• TASK BRIEF
Write out every entry precisely as given, leaving the pictures out.

• PROVIDED RECORDS
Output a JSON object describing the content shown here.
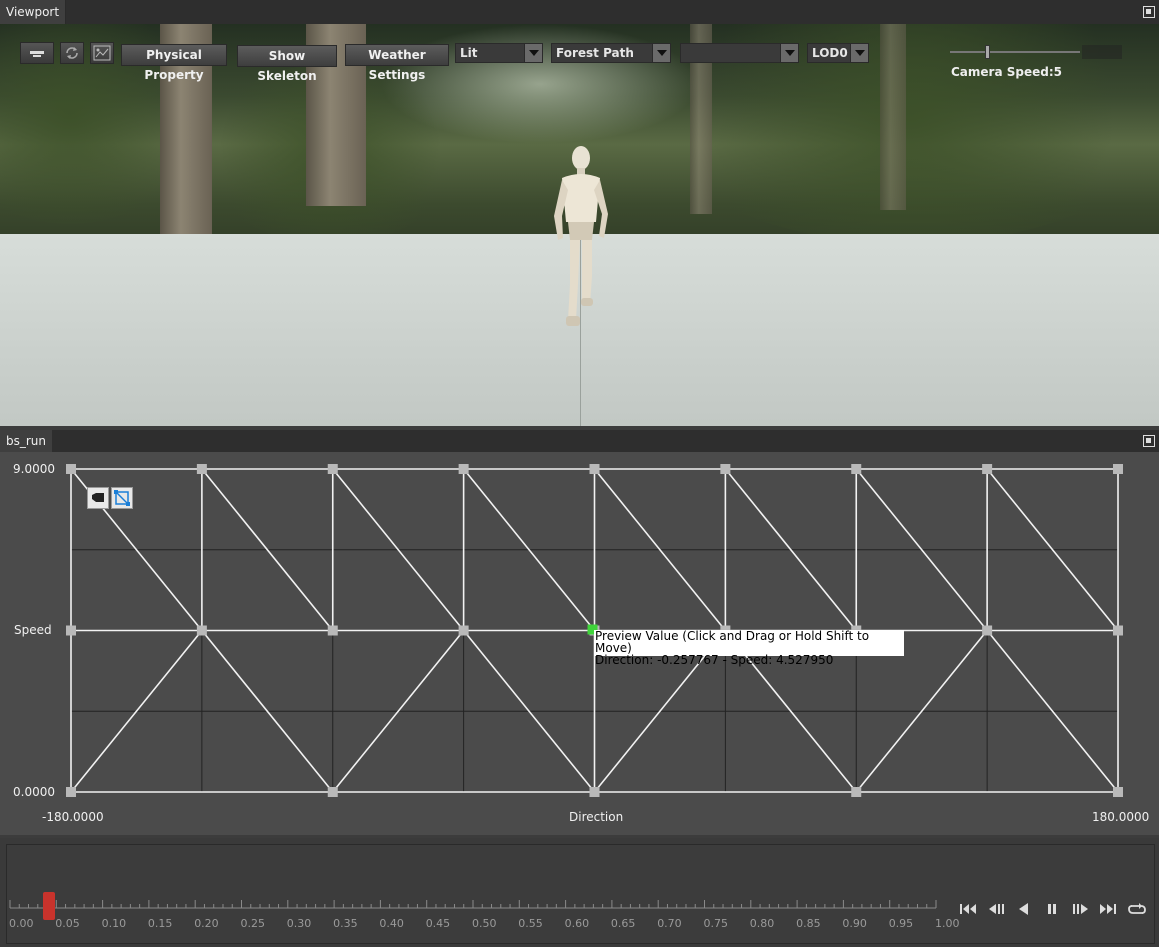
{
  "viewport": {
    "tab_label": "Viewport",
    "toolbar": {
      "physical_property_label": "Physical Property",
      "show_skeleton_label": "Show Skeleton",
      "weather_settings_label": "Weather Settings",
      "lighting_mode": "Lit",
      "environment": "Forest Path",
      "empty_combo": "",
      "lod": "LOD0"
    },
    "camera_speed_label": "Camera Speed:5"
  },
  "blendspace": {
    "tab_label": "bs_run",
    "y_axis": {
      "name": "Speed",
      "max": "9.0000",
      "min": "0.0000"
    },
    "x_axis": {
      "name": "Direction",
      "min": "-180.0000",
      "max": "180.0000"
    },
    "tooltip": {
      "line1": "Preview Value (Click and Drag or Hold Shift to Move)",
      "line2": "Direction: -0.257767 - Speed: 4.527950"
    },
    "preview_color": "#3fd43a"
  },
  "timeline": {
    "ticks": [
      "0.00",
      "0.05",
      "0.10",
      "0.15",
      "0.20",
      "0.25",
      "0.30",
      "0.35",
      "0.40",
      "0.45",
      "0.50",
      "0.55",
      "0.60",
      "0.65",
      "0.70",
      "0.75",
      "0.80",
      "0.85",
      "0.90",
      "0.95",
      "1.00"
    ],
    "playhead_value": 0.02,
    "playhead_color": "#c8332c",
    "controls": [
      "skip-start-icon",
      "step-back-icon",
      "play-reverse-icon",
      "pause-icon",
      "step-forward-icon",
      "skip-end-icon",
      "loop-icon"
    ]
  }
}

• RESPONSE FOR THIS EXERCISE
Output a JSON object describing the content shown here.
{
  "viewport": {
    "tab_label": "Viewport",
    "toolbar": {
      "physical_property_label": "Physical Property",
      "show_skeleton_label": "Show Skeleton",
      "weather_settings_label": "Weather Settings",
      "lighting_mode": "Lit",
      "environment": "Forest Path",
      "empty_combo": "",
      "lod": "LOD0"
    },
    "camera_speed_label": "Camera Speed:5"
  },
  "blendspace": {
    "tab_label": "bs_run",
    "y_axis": {
      "name": "Speed",
      "max": "9.0000",
      "min": "0.0000"
    },
    "x_axis": {
      "name": "Direction",
      "min": "-180.0000",
      "max": "180.0000"
    },
    "tooltip": {
      "line1": "Preview Value (Click and Drag or Hold Shift to Move)",
      "line2": "Direction: -0.257767 - Speed: 4.527950"
    },
    "preview_color": "#3fd43a"
  },
  "timeline": {
    "ticks": [
      "0.00",
      "0.05",
      "0.10",
      "0.15",
      "0.20",
      "0.25",
      "0.30",
      "0.35",
      "0.40",
      "0.45",
      "0.50",
      "0.55",
      "0.60",
      "0.65",
      "0.70",
      "0.75",
      "0.80",
      "0.85",
      "0.90",
      "0.95",
      "1.00"
    ],
    "playhead_value": 0.02,
    "playhead_color": "#c8332c",
    "controls": [
      "skip-start-icon",
      "step-back-icon",
      "play-reverse-icon",
      "pause-icon",
      "step-forward-icon",
      "skip-end-icon",
      "loop-icon"
    ]
  }
}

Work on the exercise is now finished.